— begin Data to process —
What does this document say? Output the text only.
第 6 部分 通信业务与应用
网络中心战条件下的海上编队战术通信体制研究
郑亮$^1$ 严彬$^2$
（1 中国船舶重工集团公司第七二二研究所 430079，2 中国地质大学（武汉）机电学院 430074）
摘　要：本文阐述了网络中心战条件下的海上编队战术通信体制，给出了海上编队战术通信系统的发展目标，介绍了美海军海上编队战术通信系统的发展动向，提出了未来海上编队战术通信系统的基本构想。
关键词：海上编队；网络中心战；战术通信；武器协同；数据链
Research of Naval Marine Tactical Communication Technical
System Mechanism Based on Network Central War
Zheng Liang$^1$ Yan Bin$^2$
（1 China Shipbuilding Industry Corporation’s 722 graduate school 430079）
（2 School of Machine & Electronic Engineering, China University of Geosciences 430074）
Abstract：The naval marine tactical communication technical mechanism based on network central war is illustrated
— end Data to process —
__Challenge__
Print out every entry, keeping each one exact.

__Complete output__
What does this document say? Output the text only.
第 6 部分 通信业务与应用
网络中心战条件下的海上编队战术通信体制研究
郑亮$^1$ 严彬$^2$
（1 中国船舶重工集团公司第七二二研究所 430079，2 中国地质大学（武汉）机电学院 430074）
摘　要：本文阐述了网络中心战条件下的海上编队战术通信体制，给出了海上编队战术通信系统的发展目标，介绍了美海军海上编队战术通信系统的发展动向，提出了未来海上编队战术通信系统的基本构想。
关键词：海上编队；网络中心战；战术通信；武器协同；数据链
Research of Naval Marine Tactical Communication Technical
System Mechanism Based on Network Central War
Zheng Liang$^1$ Yan Bin$^2$
（1 China Shipbuilding Industry Corporation’s 722 graduate school 430079）
（2 School of Machine & Electronic Engineering, China University of Geosciences 430074）
Abstract：The naval marine tactical communication technical mechanism based on network central war is illustrated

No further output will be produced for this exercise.